> What needs to be done: Count how many lines of the material hold "在谈判过程中". Respond with that number alone.

> Stored entries:
━━━━━━━━━━━━━━━━

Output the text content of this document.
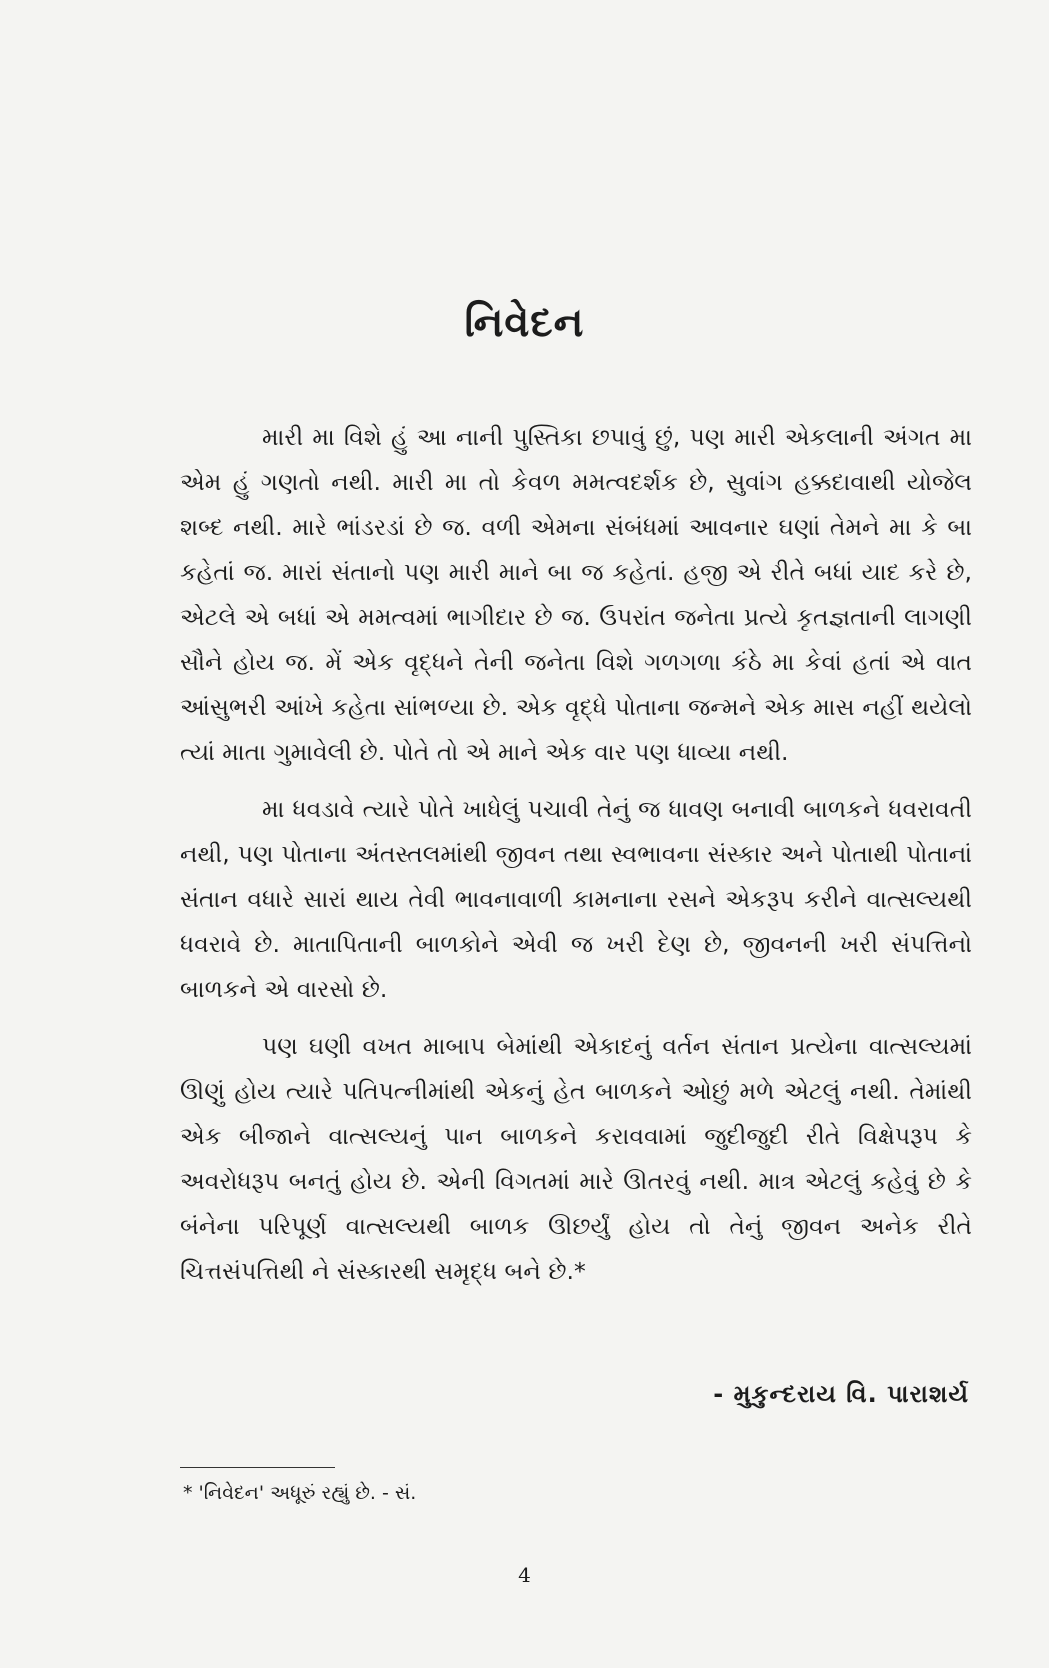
નિવેદન

મારી મા વિશે હું આ નાની પુસ્તિકા છપાવું છું, પણ મારી એકલાની અંગત મા એમ હું ગણતો નથી. મારી મા તો કેવળ મમત્વદર્શક છે, સુવાંગ હક્કદાવાથી યોજેલ શબ્દ નથી. મારે ભાંડરડાં છે જ. વળી એમના સંબંધમાં આવનાર ઘણાં તેમને મા કે બા કહેતાં જ. મારાં સંતાનો પણ મારી માને બા જ કહેતાં. હજી એ રીતે બધાં યાદ કરે છે, એટલે એ બધાં એ મમત્વમાં ભાગીદાર છે જ. ઉપરાંત જનેતા પ્રત્યે કૃતજ્ઞતાની લાગણી સૌને હોય જ. મેં એક વૃદ્ધને તેની જનેતા વિશે ગળગળા કંઠે મા કેવાં હતાં એ વાત આંસુભરી આંખે કહેતા સાંભળ્યા છે. એક વૃદ્ધે પોતાના જન્મને એક માસ નહીં થયેલો ત્યાં માતા ગુમાવેલી છે. પોતે તો એ માને એક વાર પણ ધાવ્યા નથી.

મા ધવડાવે ત્યારે પોતે ખાધેલું પચાવી તેનું જ ધાવણ બનાવી બાળકને ધવરાવતી નથી, પણ પોતાના અંતસ્તલમાંથી જીવન તથા સ્વભાવના સંસ્કાર અને પોતાથી પોતાનાં સંતાન વધારે સારાં થાય તેવી ભાવનાવાળી કામનાના રસને એકરૂપ કરીને વાત્સલ્યથી ધવરાવે છે. માતાપિતાની બાળકોને એવી જ ખરી દેણ છે, જીવનની ખરી સંપત્તિનો બાળકને એ વારસો છે.

પણ ઘણી વખત માબાપ બેમાંથી એકાદનું વર્તન સંતાન પ્રત્યેના વાત્સલ્યમાં ઊણું હોય ત્યારે પતિપત્નીમાંથી એકનું હેત બાળકને ઓછું મળે એટલું નથી. તેમાંથી એક બીજાને વાત્સલ્યનું પાન બાળકને કરાવવામાં જુદીજુદી રીતે વિક્ષેપરૂપ કે અવરોધરૂપ બનતું હોય છે. એની વિગતમાં મારે ઊતરવું નથી. માત્ર એટલું કહેવું છે કે બંનેના પરિપૂર્ણ વાત્સલ્યથી બાળક ઊછર્યું હોય તો તેનું જીવન અનેક રીતે ચિત્તસંપત્તિથી ને સંસ્કારથી સમૃદ્ધ બને છે.*

- મુકુન્દરાય વિ. પારાશર્ય
* 'નિવેદન' અધૂરું રહ્યું છે. - સં.
4
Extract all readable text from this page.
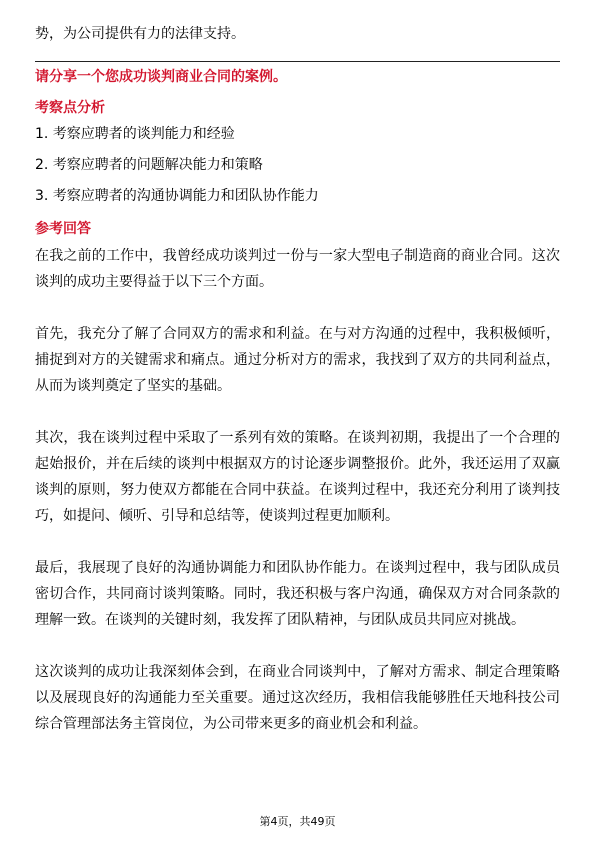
势，为公司提供有力的法律支持。
请分享一个您成功谈判商业合同的案例。
考察点分析
1. 考察应聘者的谈判能力和经验
2. 考察应聘者的问题解决能力和策略
3. 考察应聘者的沟通协调能力和团队协作能力
参考回答

在我之前的工作中，我曾经成功谈判过一份与一家大型电子制造商的商业合同。这次谈判的成功主要得益于以下三个方面。

首先，我充分了解了合同双方的需求和利益。在与对方沟通的过程中，我积极倾听，捕捉到对方的关键需求和痛点。通过分析对方的需求，我找到了双方的共同利益点，从而为谈判奠定了坚实的基础。

其次，我在谈判过程中采取了一系列有效的策略。在谈判初期，我提出了一个合理的起始报价，并在后续的谈判中根据双方的讨论逐步调整报价。此外，我还运用了双赢谈判的原则，努力使双方都能在合同中获益。在谈判过程中，我还充分利用了谈判技巧，如提问、倾听、引导和总结等，使谈判过程更加顺利。

最后，我展现了良好的沟通协调能力和团队协作能力。在谈判过程中，我与团队成员密切合作，共同商讨谈判策略。同时，我还积极与客户沟通，确保双方对合同条款的理解一致。在谈判的关键时刻，我发挥了团队精神，与团队成员共同应对挑战。

这次谈判的成功让我深刻体会到，在商业合同谈判中，了解对方需求、制定合理策略以及展现良好的沟通能力至关重要。通过这次经历，我相信我能够胜任天地科技公司综合管理部法务主管岗位，为公司带来更多的商业机会和利益。

第4页，共49页
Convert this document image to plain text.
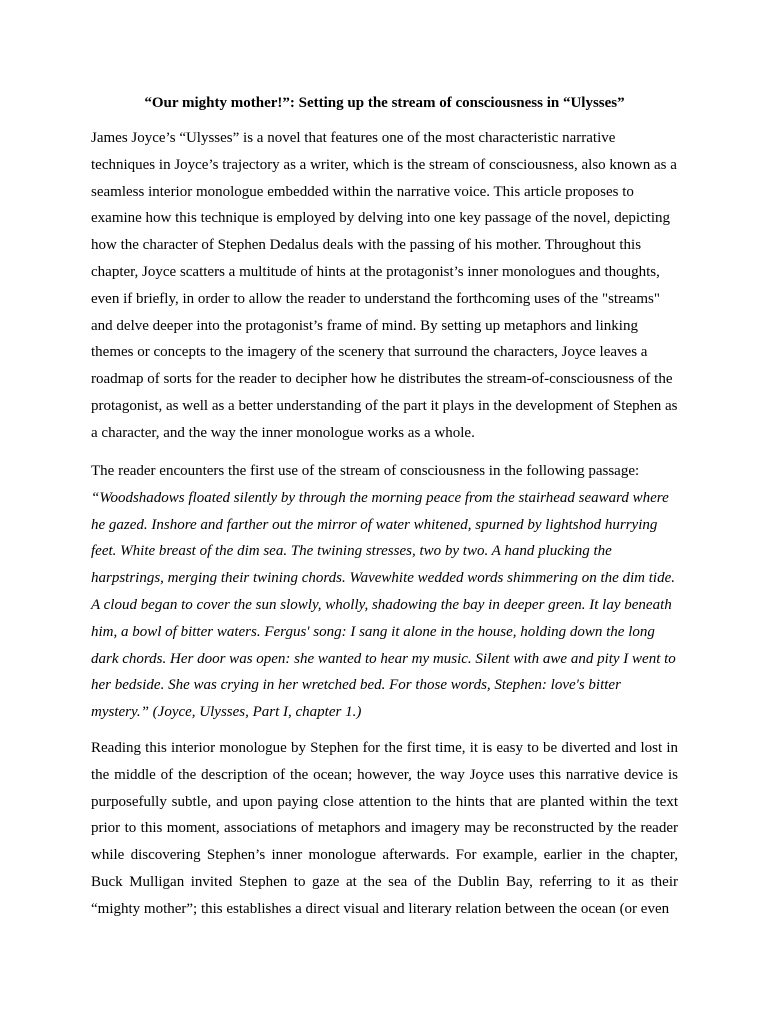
“Our mighty mother!”: Setting up the stream of consciousness in “Ulysses”

James Joyce’s “Ulysses” is a novel that features one of the most characteristic narrative techniques in Joyce’s trajectory as a writer, which is the stream of consciousness, also known as a seamless interior monologue embedded within the narrative voice. This article proposes to examine how this technique is employed by delving into one key passage of the novel, depicting how the character of Stephen Dedalus deals with the passing of his mother. Throughout this chapter, Joyce scatters a multitude of hints at the protagonist’s inner monologues and thoughts, even if briefly, in order to allow the reader to understand the forthcoming uses of the "streams" and delve deeper into the protagonist’s frame of mind. By setting up metaphors and linking themes or concepts to the imagery of the scenery that surround the characters, Joyce leaves a roadmap of sorts for the reader to decipher how he distributes the stream-of-consciousness of the protagonist, as well as a better understanding of the part it plays in the development of Stephen as a character, and the way the inner monologue works as a whole.

The reader encounters the first use of the stream of consciousness in the following passage: “Woodshadows floated silently by through the morning peace from the stairhead seaward where he gazed. Inshore and farther out the mirror of water whitened, spurned by lightshod hurrying feet. White breast of the dim sea. The twining stresses, two by two. A hand plucking the harpstrings, merging their twining chords. Wavewhite wedded words shimmering on the dim tide. A cloud began to cover the sun slowly, wholly, shadowing the bay in deeper green. It lay beneath him, a bowl of bitter waters. Fergus' song: I sang it alone in the house, holding down the long dark chords. Her door was open: she wanted to hear my music. Silent with awe and pity I went to her bedside. She was crying in her wretched bed. For those words, Stephen: love's bitter mystery.” (Joyce, Ulysses, Part I, chapter 1.)

Reading this interior monologue by Stephen for the first time, it is easy to be diverted and lost in the middle of the description of the ocean; however, the way Joyce uses this narrative device is purposefully subtle, and upon paying close attention to the hints that are planted within the text prior to this moment, associations of metaphors and imagery may be reconstructed by the reader while discovering Stephen’s inner monologue afterwards. For example, earlier in the chapter, Buck Mulligan invited Stephen to gaze at the sea of the Dublin Bay, referring to it as their “mighty mother”; this establishes a direct visual and literary relation between the ocean (or even
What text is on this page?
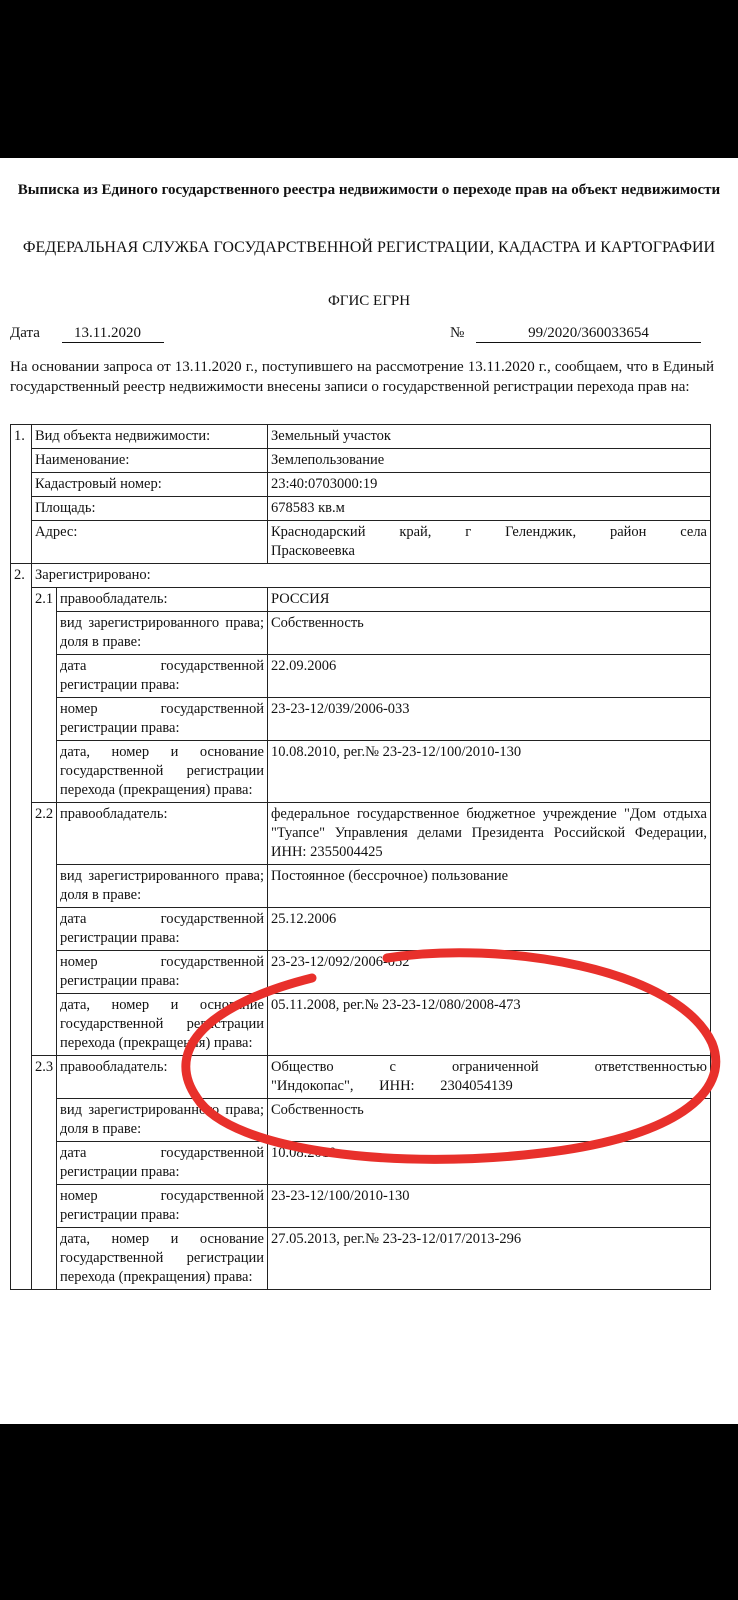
Выписка из Единого государственного реестра недвижимости о переходе прав на объект недвижимости
ФЕДЕРАЛЬНАЯ СЛУЖБА ГОСУДАРСТВЕННОЙ РЕГИСТРАЦИИ, КАДАСТРА И КАРТОГРАФИИ
ФГИС ЕГРН
Дата	13.11.2020	№	99/2020/360033654
На основании запроса от 13.11.2020 г., поступившего на рассмотрение 13.11.2020 г., сообщаем, что в Единый государственный реестр недвижимости внесены записи о государственной регистрации перехода прав на:
1.	Вид объекта недвижимости:		Земельный участок
	Наименование:		Землепользование
	Кадастровый номер:		23:40:0703000:19
	Площадь:		678583 кв.м
	Адрес:		Краснодарский край, г Геленджик, район села Прасковеевка
2.	Зарегистрировано:		
	2.1	правообладатель:	РОССИЯ
		вид зарегистрированного права; доля в праве:	Собственность
		дата государственной регистрации права:	22.09.2006
		номер государственной регистрации права:	23-23-12/039/2006-033
		дата, номер и основание государственной регистрации перехода (прекращения) права:	10.08.2010, рег.№ 23-23-12/100/2010-130
	2.2	правообладатель:	федеральное государственное бюджетное учреждение "Дом отдыха "Туапсе" Управления делами Президента Российской Федерации, ИНН: 2355004425
		вид зарегистрированного права; доля в праве:	Постоянное (бессрочное) пользование
		дата государственной регистрации права:	25.12.2006
		номер государственной регистрации права:	23-23-12/092/2006-052
		дата, номер и основание государственной регистрации перехода (прекращения) права:	05.11.2008, рег.№ 23-23-12/080/2008-473
	2.3	правообладатель:	Общество с ограниченной ответственностью "Индокопас", ИНН: 2304054139
		вид зарегистрированного права; доля в праве:	Собственность
		дата государственной регистрации права:	10.08.2010
		номер государственной регистрации права:	23-23-12/100/2010-130
		дата, номер и основание государственной регистрации перехода (прекращения) права:	27.05.2013, рег.№ 23-23-12/017/2013-296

━━━━━━━━━━━━━━━━

> Problem solution: 2